**What is being asked:** Read the listing and extract each line that includes the word "EURLFX".

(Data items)
────────
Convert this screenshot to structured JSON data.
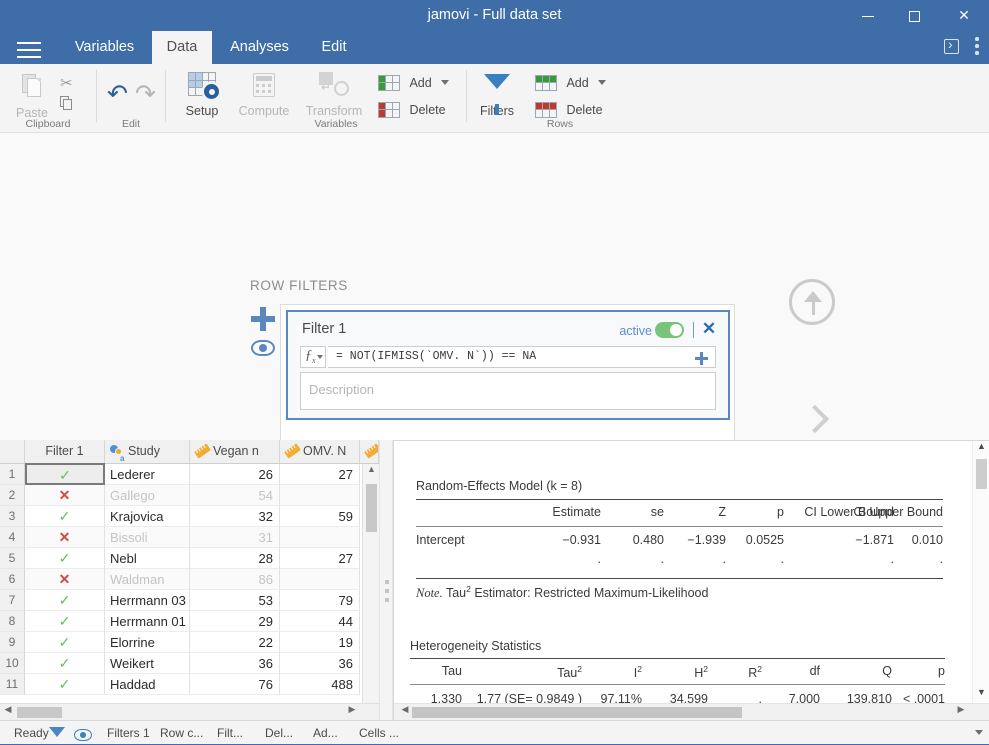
{
  "window": {
    "title": "jamovi - Full data set",
    "minimize_label": "minimize",
    "maximize_label": "maximize",
    "close_label": "✕"
  },
  "tabs": [
    {
      "label": "Variables",
      "active": false
    },
    {
      "label": "Data",
      "active": true
    },
    {
      "label": "Analyses",
      "active": false
    },
    {
      "label": "Edit",
      "active": false
    }
  ],
  "ribbon": {
    "groups": [
      {
        "name": "Clipboard",
        "label": "Clipboard"
      },
      {
        "name": "Edit",
        "label": "Edit"
      },
      {
        "name": "Variables",
        "label": "Variables"
      },
      {
        "name": "Rows",
        "label": "Rows"
      }
    ],
    "paste_label": "Paste",
    "setup_label": "Setup",
    "compute_label": "Compute",
    "transform_label": "Transform",
    "variables_add_label": "Add",
    "variables_delete_label": "Delete",
    "filters_label": "Filters",
    "rows_add_label": "Add",
    "rows_delete_label": "Delete"
  },
  "filter_panel": {
    "section_title": "ROW FILTERS",
    "filter": {
      "name": "Filter 1",
      "active_label": "active",
      "active": true,
      "close_label": "✕",
      "formula": "= NOT(IFMISS(`OMV. N`)) == NA",
      "description_placeholder": "Description"
    }
  },
  "spreadsheet": {
    "columns": [
      {
        "key": "filter",
        "label": "Filter 1",
        "icon": "filter-column-icon"
      },
      {
        "key": "study",
        "label": "Study",
        "icon": "nominal-icon"
      },
      {
        "key": "vegan",
        "label": "Vegan n",
        "icon": "continuous-ruler-icon"
      },
      {
        "key": "omv",
        "label": "OMV. N",
        "icon": "continuous-ruler-icon"
      }
    ],
    "rows": [
      {
        "num": "1",
        "filter": "✓",
        "included": true,
        "study": "Lederer",
        "vegan": "26",
        "omv": "27",
        "selected": true
      },
      {
        "num": "2",
        "filter": "✕",
        "included": false,
        "study": "Gallego",
        "vegan": "54",
        "omv": "",
        "selected": false
      },
      {
        "num": "3",
        "filter": "✓",
        "included": true,
        "study": "Krajovica",
        "vegan": "32",
        "omv": "59",
        "selected": false
      },
      {
        "num": "4",
        "filter": "✕",
        "included": false,
        "study": "Bissoli",
        "vegan": "31",
        "omv": "",
        "selected": false
      },
      {
        "num": "5",
        "filter": "✓",
        "included": true,
        "study": "Nebl",
        "vegan": "28",
        "omv": "27",
        "selected": false
      },
      {
        "num": "6",
        "filter": "✕",
        "included": false,
        "study": "Waldman",
        "vegan": "86",
        "omv": "",
        "selected": false
      },
      {
        "num": "7",
        "filter": "✓",
        "included": true,
        "study": "Herrmann 03",
        "vegan": "53",
        "omv": "79",
        "selected": false
      },
      {
        "num": "8",
        "filter": "✓",
        "included": true,
        "study": "Herrmann 01",
        "vegan": "29",
        "omv": "44",
        "selected": false
      },
      {
        "num": "9",
        "filter": "✓",
        "included": true,
        "study": "Elorrine",
        "vegan": "22",
        "omv": "19",
        "selected": false
      },
      {
        "num": "10",
        "filter": "✓",
        "included": true,
        "study": "Weikert",
        "vegan": "36",
        "omv": "36",
        "selected": false
      },
      {
        "num": "11",
        "filter": "✓",
        "included": true,
        "study": "Haddad",
        "vegan": "76",
        "omv": "488",
        "selected": false
      }
    ]
  },
  "results": {
    "model": {
      "title": "Random-Effects Model (k = 8)",
      "headers": [
        "",
        "Estimate",
        "se",
        "Z",
        "p",
        "CI Lower Bound",
        "CI Upper Bound"
      ],
      "rows": [
        {
          "label": "Intercept",
          "estimate": "−0.931",
          "se": "0.480",
          "z": "−1.939",
          "p": "0.0525",
          "ci_lower": "−1.871",
          "ci_upper": "0.010"
        }
      ],
      "dot_row": {
        "estimate": ".",
        "se": ".",
        "z": ".",
        "p": ".",
        "ci_lower": ".",
        "ci_upper": "."
      },
      "note_prefix": "Note.",
      "note_text": " Tau² Estimator: Restricted Maximum-Likelihood"
    },
    "heterogeneity": {
      "title": "Heterogeneity Statistics",
      "headers": [
        "Tau",
        "Tau²",
        "I²",
        "H²",
        "R²",
        "df",
        "Q",
        "p"
      ],
      "rows": [
        {
          "tau": "1.330",
          "tau2": "1.77 (SE= 0.9849 )",
          "i2": "97.11%",
          "h2": "34.599",
          "r2": ".",
          "df": "7.000",
          "q": "139.810",
          "p": "< .0001"
        }
      ]
    }
  },
  "statusbar": {
    "items": [
      {
        "name": "ready",
        "label": "Ready"
      },
      {
        "name": "filters-count",
        "label": "Filters 1"
      },
      {
        "name": "row-count",
        "label": "Row c..."
      },
      {
        "name": "filtered",
        "label": "Filt..."
      },
      {
        "name": "deleted",
        "label": "Del..."
      },
      {
        "name": "added",
        "label": "Ad..."
      },
      {
        "name": "cells",
        "label": "Cells ..."
      }
    ]
  },
  "colors": {
    "titlebar": "#3e6da8",
    "accent": "#5b87bf",
    "toggle_on": "#7ac47a",
    "included_check": "#6cb86c",
    "excluded_x": "#d04a3f"
  }
}
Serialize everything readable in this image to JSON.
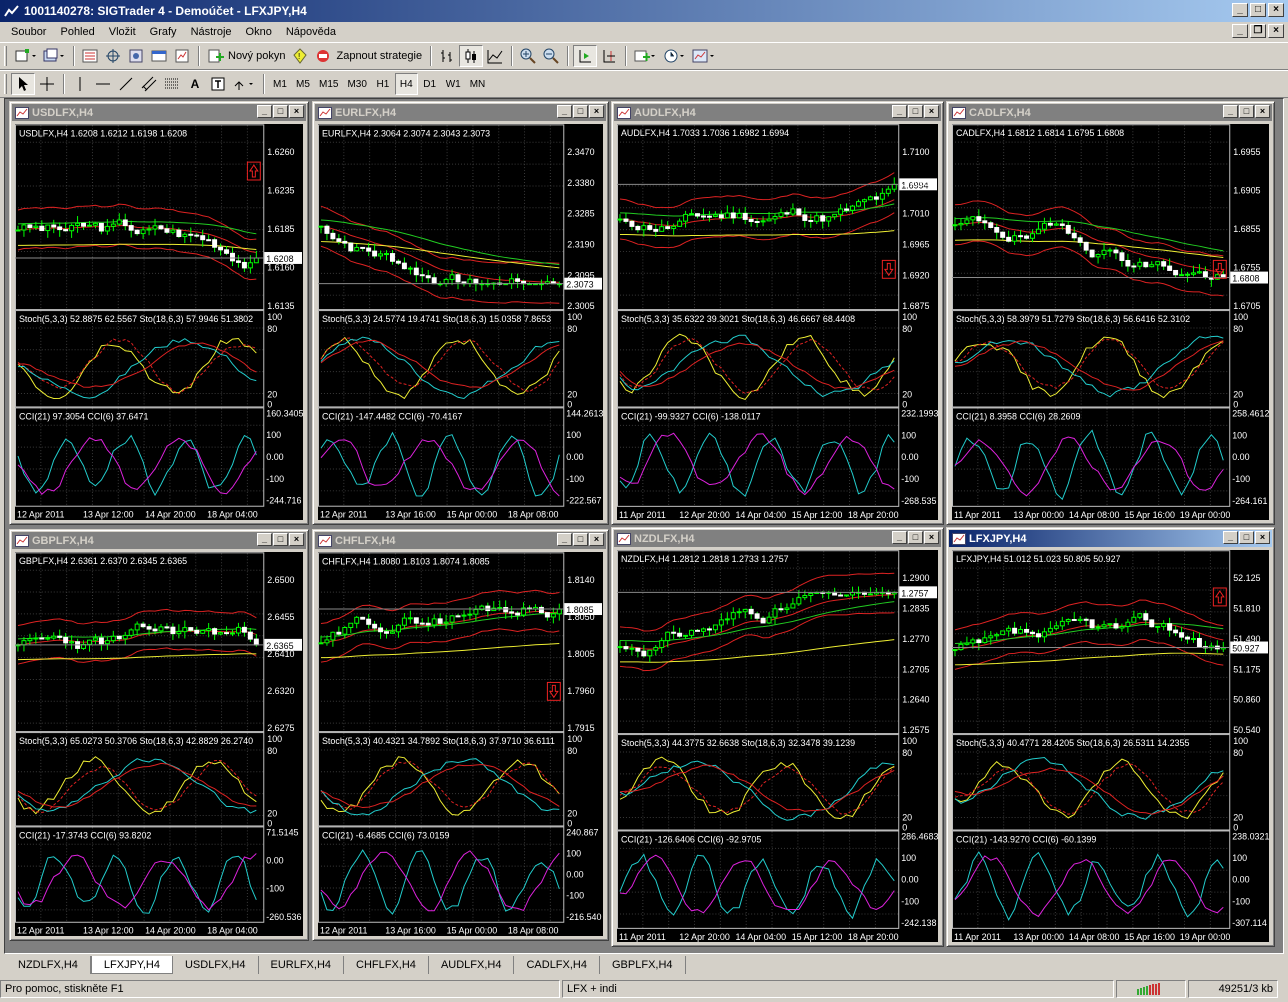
{
  "window": {
    "title": "1001140278: SIGTrader 4 - Demoúčet - LFXJPY,H4"
  },
  "menu": [
    "Soubor",
    "Pohled",
    "Vložit",
    "Grafy",
    "Nástroje",
    "Okno",
    "Nápověda"
  ],
  "toolbar": {
    "new_order": "Nový pokyn",
    "strategies": "Zapnout strategie",
    "timeframes": [
      "M1",
      "M5",
      "M15",
      "M30",
      "H1",
      "H4",
      "D1",
      "W1",
      "MN"
    ],
    "active_timeframe": "H4",
    "text_tool": "A"
  },
  "charts": [
    {
      "title": "USDLFX,H4",
      "ohlc": "USDLFX,H4  1.6208 1.6212 1.6198 1.6208",
      "price_ticks": [
        "1.6260",
        "1.6235",
        "1.6185",
        "1.6160",
        "1.6135"
      ],
      "current": "1.6208",
      "stoch": "Stoch(5,3,3) 52.8875 62.5567   Sto(18,6,3) 57.9946 51.3802",
      "stoch_ticks": [
        "100",
        "80",
        "20",
        "0"
      ],
      "cci": "CCI(21) 97.3054   CCI(6) 37.6471",
      "cci_ticks": [
        "160.3405",
        "100",
        "0.00",
        "-100",
        "-244.716"
      ],
      "dates": [
        "12 Apr 2011",
        "13 Apr 12:00",
        "14 Apr 20:00",
        "18 Apr 04:00"
      ],
      "arrow": "up",
      "seed": 3,
      "trend": -1
    },
    {
      "title": "EURLFX,H4",
      "ohlc": "EURLFX,H4  2.3064 2.3074 2.3043 2.3073",
      "price_ticks": [
        "2.3470",
        "2.3380",
        "2.3285",
        "2.3190",
        "2.3095",
        "2.3005"
      ],
      "current": "2.3073",
      "stoch": "Stoch(5,3,3) 24.5774 19.4741   Sto(18,6,3) 15.0358 7.8653",
      "stoch_ticks": [
        "100",
        "80",
        "20",
        "0"
      ],
      "cci": "CCI(21) -147.4482   CCI(6) -70.4167",
      "cci_ticks": [
        "144.2613",
        "100",
        "0.00",
        "-100",
        "-222.567"
      ],
      "dates": [
        "12 Apr 2011",
        "13 Apr 16:00",
        "15 Apr 00:00",
        "18 Apr 08:00"
      ],
      "arrow": "none",
      "seed": 7,
      "trend": -2
    },
    {
      "title": "AUDLFX,H4",
      "ohlc": "AUDLFX,H4  1.7033 1.7036 1.6982 1.6994",
      "price_ticks": [
        "1.7100",
        "1.7055",
        "1.7010",
        "1.6965",
        "1.6920",
        "1.6875"
      ],
      "current": "1.6994",
      "stoch": "Stoch(5,3,3) 35.6322 39.3021   Sto(18,6,3) 46.6667 68.4408",
      "stoch_ticks": [
        "100",
        "80",
        "20",
        "0"
      ],
      "cci": "CCI(21) -99.9327   CCI(6) -138.0117",
      "cci_ticks": [
        "232.1993",
        "100",
        "0.00",
        "-100",
        "-268.535"
      ],
      "dates": [
        "11 Apr 2011",
        "12 Apr 20:00",
        "14 Apr 04:00",
        "15 Apr 12:00",
        "18 Apr 20:00"
      ],
      "arrow": "down",
      "seed": 11,
      "trend": 0.5
    },
    {
      "title": "CADLFX,H4",
      "ohlc": "CADLFX,H4  1.6812 1.6814 1.6795 1.6808",
      "price_ticks": [
        "1.6955",
        "1.6905",
        "1.6855",
        "1.6755",
        "1.6705"
      ],
      "current": "1.6808",
      "stoch": "Stoch(5,3,3) 58.3979 51.7279   Sto(18,6,3) 56.6416 52.3102",
      "stoch_ticks": [
        "100",
        "80",
        "20",
        "0"
      ],
      "cci": "CCI(21) 8.3958   CCI(6) 28.2609",
      "cci_ticks": [
        "258.4612",
        "100",
        "0.00",
        "-100",
        "-264.161"
      ],
      "dates": [
        "11 Apr 2011",
        "13 Apr 00:00",
        "14 Apr 08:00",
        "15 Apr 16:00",
        "19 Apr 00:00"
      ],
      "arrow": "down",
      "seed": 19,
      "trend": -1
    },
    {
      "title": "GBPLFX,H4",
      "ohlc": "GBPLFX,H4  2.6361 2.6370 2.6345 2.6365",
      "price_ticks": [
        "2.6500",
        "2.6455",
        "2.6410",
        "2.6320",
        "2.6275"
      ],
      "current": "2.6365",
      "stoch": "Stoch(5,3,3) 65.0273 50.3706   Sto(18,6,3) 42.8829 26.2740",
      "stoch_ticks": [
        "100",
        "80",
        "20",
        "0"
      ],
      "cci": "CCI(21) -17.3743   CCI(6) 93.8202",
      "cci_ticks": [
        "71.5145",
        "0.00",
        "-100",
        "-260.536"
      ],
      "dates": [
        "12 Apr 2011",
        "13 Apr 12:00",
        "14 Apr 20:00",
        "18 Apr 04:00"
      ],
      "arrow": "none",
      "seed": 23,
      "trend": -0.5
    },
    {
      "title": "CHFLFX,H4",
      "ohlc": "CHFLFX,H4  1.8080 1.8103 1.8074 1.8085",
      "price_ticks": [
        "1.8140",
        "1.8050",
        "1.8005",
        "1.7960",
        "1.7915"
      ],
      "current": "1.8085",
      "stoch": "Stoch(5,3,3) 40.4321 34.7892   Sto(18,6,3) 37.9710 36.6111",
      "stoch_ticks": [
        "100",
        "80",
        "20",
        "0"
      ],
      "cci": "CCI(21) -6.4685   CCI(6) 73.0159",
      "cci_ticks": [
        "240.867",
        "100",
        "0.00",
        "-100",
        "-216.540"
      ],
      "dates": [
        "12 Apr 2011",
        "13 Apr 16:00",
        "15 Apr 00:00",
        "18 Apr 08:00"
      ],
      "arrow": "down",
      "seed": 29,
      "trend": 1.5
    },
    {
      "title": "NZDLFX,H4",
      "ohlc": "NZDLFX,H4  1.2812 1.2818 1.2733 1.2757",
      "price_ticks": [
        "1.2900",
        "1.2835",
        "1.2770",
        "1.2705",
        "1.2640",
        "1.2575"
      ],
      "current": "1.2757",
      "stoch": "Stoch(5,3,3) 44.3775 32.6638   Sto(18,6,3) 32.3478 39.1239",
      "stoch_ticks": [
        "100",
        "80",
        "20",
        "0"
      ],
      "cci": "CCI(21) -126.6406   CCI(6) -92.9705",
      "cci_ticks": [
        "286.4683",
        "100",
        "0.00",
        "-100",
        "-242.138"
      ],
      "dates": [
        "11 Apr 2011",
        "12 Apr 20:00",
        "14 Apr 04:00",
        "15 Apr 12:00",
        "18 Apr 20:00"
      ],
      "arrow": "none",
      "seed": 31,
      "trend": 2
    },
    {
      "title": "LFXJPY,H4",
      "ohlc": "LFXJPY,H4  51.012 51.023 50.805 50.927",
      "price_ticks": [
        "52.125",
        "51.810",
        "51.490",
        "51.175",
        "50.860",
        "50.540"
      ],
      "current": "50.927",
      "stoch": "Stoch(5,3,3) 40.4771 28.4205   Sto(18,6,3) 26.5311 14.2355",
      "stoch_ticks": [
        "100",
        "80",
        "20",
        "0"
      ],
      "cci": "CCI(21) -143.9270   CCI(6) -60.1399",
      "cci_ticks": [
        "238.0321",
        "100",
        "0.00",
        "-100",
        "-307.114"
      ],
      "dates": [
        "11 Apr 2011",
        "13 Apr 00:00",
        "14 Apr 08:00",
        "15 Apr 16:00",
        "19 Apr 00:00"
      ],
      "arrow": "up",
      "seed": 37,
      "trend": -1.5
    }
  ],
  "tabs": [
    "NZDLFX,H4",
    "LFXJPY,H4",
    "USDLFX,H4",
    "EURLFX,H4",
    "CHFLFX,H4",
    "AUDLFX,H4",
    "CADLFX,H4",
    "GBPLFX,H4"
  ],
  "active_tab": "LFXJPY,H4",
  "status": {
    "help": "Pro pomoc, stiskněte F1",
    "profile": "LFX + indi",
    "traffic": "49251/3 kb"
  }
}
────────
**Output of the task:**
      "title": "EURLFX,H4",
      "ohlc": "EURLFX,H4  2.3064 2.3074 2.3043 2.3073",
    "EURLFX,H4",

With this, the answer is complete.